_Provided records_
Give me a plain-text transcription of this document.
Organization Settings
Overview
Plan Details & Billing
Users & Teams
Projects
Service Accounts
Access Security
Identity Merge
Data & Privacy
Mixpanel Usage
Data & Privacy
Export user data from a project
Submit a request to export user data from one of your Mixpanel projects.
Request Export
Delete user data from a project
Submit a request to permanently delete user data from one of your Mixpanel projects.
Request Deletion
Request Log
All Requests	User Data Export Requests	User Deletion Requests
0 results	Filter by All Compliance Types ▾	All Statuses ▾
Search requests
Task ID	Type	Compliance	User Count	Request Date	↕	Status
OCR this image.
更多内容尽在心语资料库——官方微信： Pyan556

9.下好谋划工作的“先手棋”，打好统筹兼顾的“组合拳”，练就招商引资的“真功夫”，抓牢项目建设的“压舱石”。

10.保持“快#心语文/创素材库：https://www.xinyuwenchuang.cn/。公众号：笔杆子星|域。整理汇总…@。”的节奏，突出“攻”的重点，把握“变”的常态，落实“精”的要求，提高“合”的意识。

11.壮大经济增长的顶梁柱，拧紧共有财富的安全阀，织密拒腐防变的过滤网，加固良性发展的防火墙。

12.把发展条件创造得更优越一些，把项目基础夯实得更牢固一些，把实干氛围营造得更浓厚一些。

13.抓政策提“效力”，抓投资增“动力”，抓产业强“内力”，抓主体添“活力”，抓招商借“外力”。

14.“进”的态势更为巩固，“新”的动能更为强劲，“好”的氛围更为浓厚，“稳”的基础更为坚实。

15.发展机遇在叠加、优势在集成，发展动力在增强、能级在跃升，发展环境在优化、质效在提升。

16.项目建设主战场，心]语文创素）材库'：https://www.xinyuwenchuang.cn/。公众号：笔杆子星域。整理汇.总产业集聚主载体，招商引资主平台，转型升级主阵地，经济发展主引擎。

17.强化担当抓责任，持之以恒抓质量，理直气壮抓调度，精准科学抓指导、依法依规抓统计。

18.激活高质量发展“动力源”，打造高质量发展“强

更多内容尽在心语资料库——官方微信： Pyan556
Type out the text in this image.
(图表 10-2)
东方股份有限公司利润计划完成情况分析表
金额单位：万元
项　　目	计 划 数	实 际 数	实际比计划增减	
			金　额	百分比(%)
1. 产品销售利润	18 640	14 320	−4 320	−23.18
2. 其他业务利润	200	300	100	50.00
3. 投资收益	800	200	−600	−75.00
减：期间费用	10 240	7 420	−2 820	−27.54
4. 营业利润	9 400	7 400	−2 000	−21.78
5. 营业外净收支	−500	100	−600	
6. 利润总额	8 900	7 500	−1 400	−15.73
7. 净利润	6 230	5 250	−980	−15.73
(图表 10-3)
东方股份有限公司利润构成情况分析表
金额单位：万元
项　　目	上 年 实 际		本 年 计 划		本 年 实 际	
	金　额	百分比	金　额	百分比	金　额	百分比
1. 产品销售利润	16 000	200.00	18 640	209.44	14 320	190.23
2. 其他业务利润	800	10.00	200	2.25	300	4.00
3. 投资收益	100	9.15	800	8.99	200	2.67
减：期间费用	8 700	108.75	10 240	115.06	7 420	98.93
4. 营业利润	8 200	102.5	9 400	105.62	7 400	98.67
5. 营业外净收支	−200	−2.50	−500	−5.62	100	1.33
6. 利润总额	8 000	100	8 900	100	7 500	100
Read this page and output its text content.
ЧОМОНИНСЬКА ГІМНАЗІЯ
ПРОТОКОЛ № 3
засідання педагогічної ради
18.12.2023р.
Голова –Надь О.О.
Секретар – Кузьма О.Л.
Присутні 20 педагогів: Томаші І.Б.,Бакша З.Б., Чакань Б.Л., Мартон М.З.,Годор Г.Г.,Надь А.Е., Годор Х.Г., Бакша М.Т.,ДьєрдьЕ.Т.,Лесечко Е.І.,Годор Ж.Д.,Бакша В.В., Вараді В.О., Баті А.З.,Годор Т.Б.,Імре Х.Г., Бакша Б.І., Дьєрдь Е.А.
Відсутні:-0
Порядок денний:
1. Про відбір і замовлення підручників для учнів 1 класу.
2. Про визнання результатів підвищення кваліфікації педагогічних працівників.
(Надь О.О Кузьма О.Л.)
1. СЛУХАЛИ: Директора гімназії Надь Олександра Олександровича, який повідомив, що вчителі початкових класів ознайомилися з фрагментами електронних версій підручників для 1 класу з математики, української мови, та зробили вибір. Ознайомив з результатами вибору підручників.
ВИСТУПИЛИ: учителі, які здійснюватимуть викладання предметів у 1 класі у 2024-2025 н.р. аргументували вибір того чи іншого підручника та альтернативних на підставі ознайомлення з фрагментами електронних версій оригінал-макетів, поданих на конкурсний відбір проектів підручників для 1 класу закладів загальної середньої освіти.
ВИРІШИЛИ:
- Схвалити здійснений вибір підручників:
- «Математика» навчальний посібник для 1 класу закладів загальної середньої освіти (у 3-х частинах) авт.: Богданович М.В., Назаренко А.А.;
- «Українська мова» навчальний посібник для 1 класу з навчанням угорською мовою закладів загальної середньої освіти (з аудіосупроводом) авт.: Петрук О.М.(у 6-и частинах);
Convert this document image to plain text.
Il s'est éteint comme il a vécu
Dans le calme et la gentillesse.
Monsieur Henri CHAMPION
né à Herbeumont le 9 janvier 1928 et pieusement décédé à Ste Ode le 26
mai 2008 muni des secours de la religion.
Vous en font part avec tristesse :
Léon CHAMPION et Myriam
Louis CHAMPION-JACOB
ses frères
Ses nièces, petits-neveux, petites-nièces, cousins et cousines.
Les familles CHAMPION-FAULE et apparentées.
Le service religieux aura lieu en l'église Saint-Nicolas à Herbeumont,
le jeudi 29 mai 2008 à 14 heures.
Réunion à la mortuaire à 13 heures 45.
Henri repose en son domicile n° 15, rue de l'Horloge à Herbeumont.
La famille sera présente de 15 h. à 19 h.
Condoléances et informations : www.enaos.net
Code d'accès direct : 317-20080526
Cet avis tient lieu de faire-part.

_Set exercise_
Show each line of the data that contains the string "загальної".

_Response below_
ВИСТУПИЛИ: учителі, які здійснюватимуть викладання предметів у 1 класі у 2024-2025 н.р. аргументували вибір того чи іншого підручника та альтернативних на підставі ознайомлення з фрагментами електронних версій оригінал-макетів, поданих на конкурсний відбір проектів підручників для 1 класу закладів загальної середньої освіти.
- «Математика» навчальний посібник для 1 класу закладів загальної середньої освіти (у 3-х частинах) авт.: Богданович М.В., Назаренко А.А.;
- «Українська мова» навчальний посібник для 1 класу з навчанням угорською мовою закладів загальної середньої освіти (з аудіосупроводом) авт.: Петрук О.М.(у 6-и частинах);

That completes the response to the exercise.